◆ The exercise
Your answer should be one number: the count of lines in these entries that hold the word "name".

[Records that describe figures]
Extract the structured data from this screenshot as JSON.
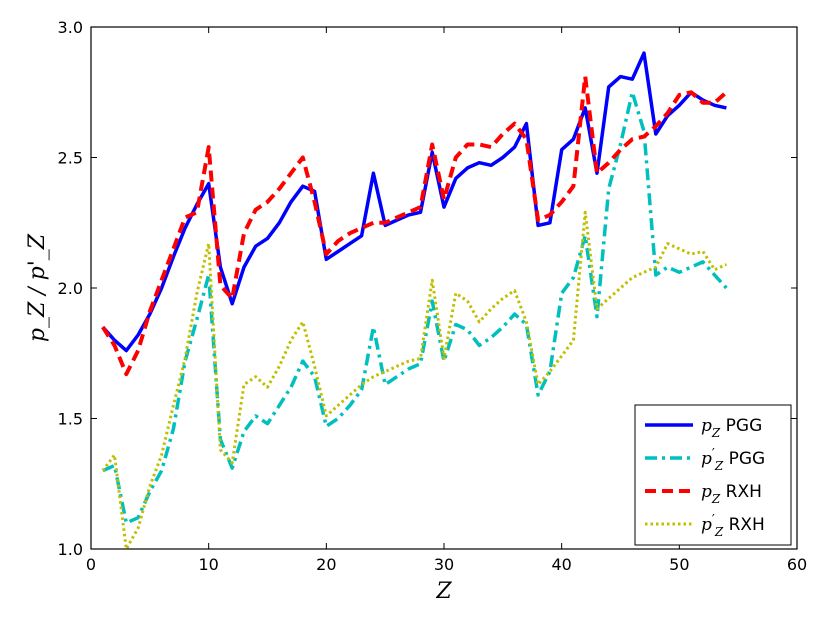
{
  "chart_data": {
    "type": "line",
    "xlabel": "Z",
    "ylabel": "p_Z / p'_Z",
    "xlim": [
      0,
      60
    ],
    "ylim": [
      1.0,
      3.0
    ],
    "xticks": [
      0,
      10,
      20,
      30,
      40,
      50,
      60
    ],
    "yticks": [
      1.0,
      1.5,
      2.0,
      2.5,
      3.0
    ],
    "xtick_labels": [
      "0",
      "10",
      "20",
      "30",
      "40",
      "50",
      "60"
    ],
    "ytick_labels": [
      "1.0",
      "1.5",
      "2.0",
      "2.5",
      "3.0"
    ],
    "grid": false,
    "legend_position": "bottom-right",
    "series": [
      {
        "name": "p_Z PGG",
        "legend_symbol": "p",
        "legend_sub": "Z",
        "legend_prime": "",
        "legend_text": "PGG",
        "color": "#0000ff",
        "style": "solid",
        "x": [
          1,
          2,
          3,
          4,
          5,
          6,
          7,
          8,
          9,
          10,
          11,
          12,
          13,
          14,
          15,
          16,
          17,
          18,
          19,
          20,
          21,
          22,
          23,
          24,
          25,
          26,
          27,
          28,
          29,
          30,
          31,
          32,
          33,
          34,
          35,
          36,
          37,
          38,
          39,
          40,
          41,
          42,
          43,
          44,
          45,
          46,
          47,
          48,
          49,
          50,
          51,
          52,
          53,
          54
        ],
        "values": [
          1.85,
          1.8,
          1.76,
          1.82,
          1.9,
          2.0,
          2.12,
          2.23,
          2.32,
          2.4,
          2.08,
          1.94,
          2.08,
          2.16,
          2.19,
          2.25,
          2.33,
          2.39,
          2.37,
          2.11,
          2.14,
          2.17,
          2.2,
          2.44,
          2.24,
          2.26,
          2.28,
          2.29,
          2.52,
          2.31,
          2.42,
          2.46,
          2.48,
          2.47,
          2.5,
          2.54,
          2.63,
          2.24,
          2.25,
          2.53,
          2.57,
          2.69,
          2.44,
          2.77,
          2.81,
          2.8,
          2.9,
          2.59,
          2.66,
          2.7,
          2.75,
          2.72,
          2.7,
          2.69
        ]
      },
      {
        "name": "p'_Z PGG",
        "legend_symbol": "p",
        "legend_sub": "Z",
        "legend_prime": "′",
        "legend_text": "PGG",
        "color": "#00bfbf",
        "style": "dashdot",
        "x": [
          1,
          2,
          3,
          4,
          5,
          6,
          7,
          8,
          9,
          10,
          11,
          12,
          13,
          14,
          15,
          16,
          17,
          18,
          19,
          20,
          21,
          22,
          23,
          24,
          25,
          26,
          27,
          28,
          29,
          30,
          31,
          32,
          33,
          34,
          35,
          36,
          37,
          38,
          39,
          40,
          41,
          42,
          43,
          44,
          45,
          46,
          47,
          48,
          49,
          50,
          51,
          52,
          53,
          54
        ],
        "values": [
          1.3,
          1.32,
          1.1,
          1.12,
          1.22,
          1.3,
          1.46,
          1.72,
          1.88,
          2.05,
          1.42,
          1.31,
          1.45,
          1.51,
          1.48,
          1.55,
          1.62,
          1.72,
          1.66,
          1.47,
          1.5,
          1.55,
          1.61,
          1.85,
          1.63,
          1.66,
          1.69,
          1.71,
          1.95,
          1.72,
          1.86,
          1.84,
          1.78,
          1.81,
          1.85,
          1.9,
          1.86,
          1.59,
          1.68,
          1.98,
          2.04,
          2.2,
          1.89,
          2.38,
          2.55,
          2.75,
          2.6,
          2.05,
          2.08,
          2.06,
          2.08,
          2.1,
          2.05,
          2.0
        ]
      },
      {
        "name": "p_Z RXH",
        "legend_symbol": "p",
        "legend_sub": "Z",
        "legend_prime": "",
        "legend_text": "RXH",
        "color": "#ff0000",
        "style": "dashed",
        "x": [
          1,
          2,
          3,
          4,
          5,
          6,
          7,
          8,
          9,
          10,
          11,
          12,
          13,
          14,
          15,
          16,
          17,
          18,
          19,
          20,
          21,
          22,
          23,
          24,
          25,
          26,
          27,
          28,
          29,
          30,
          31,
          32,
          33,
          34,
          35,
          36,
          37,
          38,
          39,
          40,
          41,
          42,
          43,
          44,
          45,
          46,
          47,
          48,
          49,
          50,
          51,
          52,
          53,
          54
        ],
        "values": [
          1.85,
          1.78,
          1.67,
          1.76,
          1.91,
          2.03,
          2.15,
          2.27,
          2.29,
          2.54,
          2.01,
          1.96,
          2.21,
          2.3,
          2.33,
          2.38,
          2.44,
          2.5,
          2.33,
          2.13,
          2.18,
          2.21,
          2.23,
          2.25,
          2.25,
          2.27,
          2.29,
          2.31,
          2.55,
          2.34,
          2.5,
          2.55,
          2.55,
          2.54,
          2.59,
          2.63,
          2.57,
          2.26,
          2.28,
          2.33,
          2.39,
          2.81,
          2.44,
          2.48,
          2.53,
          2.57,
          2.58,
          2.62,
          2.67,
          2.74,
          2.75,
          2.71,
          2.71,
          2.75
        ]
      },
      {
        "name": "p'_Z RXH",
        "legend_symbol": "p",
        "legend_sub": "Z",
        "legend_prime": "′",
        "legend_text": "RXH",
        "color": "#bfbf00",
        "style": "dotted",
        "x": [
          1,
          2,
          3,
          4,
          5,
          6,
          7,
          8,
          9,
          10,
          11,
          12,
          13,
          14,
          15,
          16,
          17,
          18,
          19,
          20,
          21,
          22,
          23,
          24,
          25,
          26,
          27,
          28,
          29,
          30,
          31,
          32,
          33,
          34,
          35,
          36,
          37,
          38,
          39,
          40,
          41,
          42,
          43,
          44,
          45,
          46,
          47,
          48,
          49,
          50,
          51,
          52,
          53,
          54
        ],
        "values": [
          1.3,
          1.36,
          1.0,
          1.08,
          1.24,
          1.36,
          1.55,
          1.73,
          1.98,
          2.17,
          1.38,
          1.33,
          1.63,
          1.66,
          1.62,
          1.7,
          1.8,
          1.87,
          1.7,
          1.51,
          1.55,
          1.59,
          1.63,
          1.66,
          1.68,
          1.7,
          1.72,
          1.73,
          2.03,
          1.73,
          1.98,
          1.95,
          1.87,
          1.92,
          1.96,
          1.99,
          1.87,
          1.63,
          1.68,
          1.74,
          1.8,
          2.29,
          1.92,
          1.96,
          2.0,
          2.04,
          2.06,
          2.08,
          2.17,
          2.15,
          2.13,
          2.14,
          2.07,
          2.09
        ]
      }
    ]
  }
}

◆ Result of this task
4